__GIVEN ENTRIES__.

□ □ □ □ □ □ □

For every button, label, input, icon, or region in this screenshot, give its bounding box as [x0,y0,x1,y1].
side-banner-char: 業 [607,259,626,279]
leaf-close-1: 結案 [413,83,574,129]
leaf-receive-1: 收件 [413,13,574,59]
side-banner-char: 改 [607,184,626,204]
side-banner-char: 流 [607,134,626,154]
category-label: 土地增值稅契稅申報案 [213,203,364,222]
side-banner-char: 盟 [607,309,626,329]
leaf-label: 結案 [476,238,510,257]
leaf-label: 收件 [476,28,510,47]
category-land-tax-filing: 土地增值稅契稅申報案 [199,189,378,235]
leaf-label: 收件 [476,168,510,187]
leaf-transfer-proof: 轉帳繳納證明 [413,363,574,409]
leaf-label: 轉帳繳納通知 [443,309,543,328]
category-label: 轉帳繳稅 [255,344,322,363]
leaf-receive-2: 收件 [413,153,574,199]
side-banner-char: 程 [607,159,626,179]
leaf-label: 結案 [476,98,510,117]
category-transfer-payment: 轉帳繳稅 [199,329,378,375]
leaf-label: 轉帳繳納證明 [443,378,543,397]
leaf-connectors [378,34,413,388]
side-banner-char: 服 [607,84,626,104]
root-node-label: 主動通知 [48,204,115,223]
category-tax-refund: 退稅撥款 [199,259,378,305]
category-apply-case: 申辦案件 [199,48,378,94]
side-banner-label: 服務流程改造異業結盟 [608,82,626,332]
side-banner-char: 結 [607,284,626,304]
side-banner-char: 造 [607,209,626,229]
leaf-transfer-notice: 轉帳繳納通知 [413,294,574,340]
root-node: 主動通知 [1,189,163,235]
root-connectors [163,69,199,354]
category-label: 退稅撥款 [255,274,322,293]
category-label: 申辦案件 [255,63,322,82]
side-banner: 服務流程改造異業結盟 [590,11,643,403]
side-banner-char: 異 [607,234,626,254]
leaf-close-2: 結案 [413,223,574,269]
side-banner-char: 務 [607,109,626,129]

□ □ □ □ □ □ □

__EXERCISE REQUIREMENTS__. Please print the lines of the records from the first one through the line that holds "leaf-receive-2: 收件 [413,153,574,199]", both ends included, copying each one without changes.

__SOLUTION BELOW__.
For every button, label, input, icon, or region in this screenshot, give its bounding box as [x0,y0,x1,y1].
side-banner-char: 業 [607,259,626,279]
leaf-close-1: 結案 [413,83,574,129]
leaf-receive-1: 收件 [413,13,574,59]
side-banner-char: 改 [607,184,626,204]
side-banner-char: 流 [607,134,626,154]
category-label: 土地增值稅契稅申報案 [213,203,364,222]
side-banner-char: 盟 [607,309,626,329]
leaf-label: 結案 [476,238,510,257]
leaf-label: 收件 [476,28,510,47]
category-land-tax-filing: 土地增值稅契稅申報案 [199,189,378,235]
leaf-label: 收件 [476,168,510,187]
leaf-transfer-proof: 轉帳繳納證明 [413,363,574,409]
leaf-label: 轉帳繳納通知 [443,309,543,328]
category-label: 轉帳繳稅 [255,344,322,363]
leaf-receive-2: 收件 [413,153,574,199]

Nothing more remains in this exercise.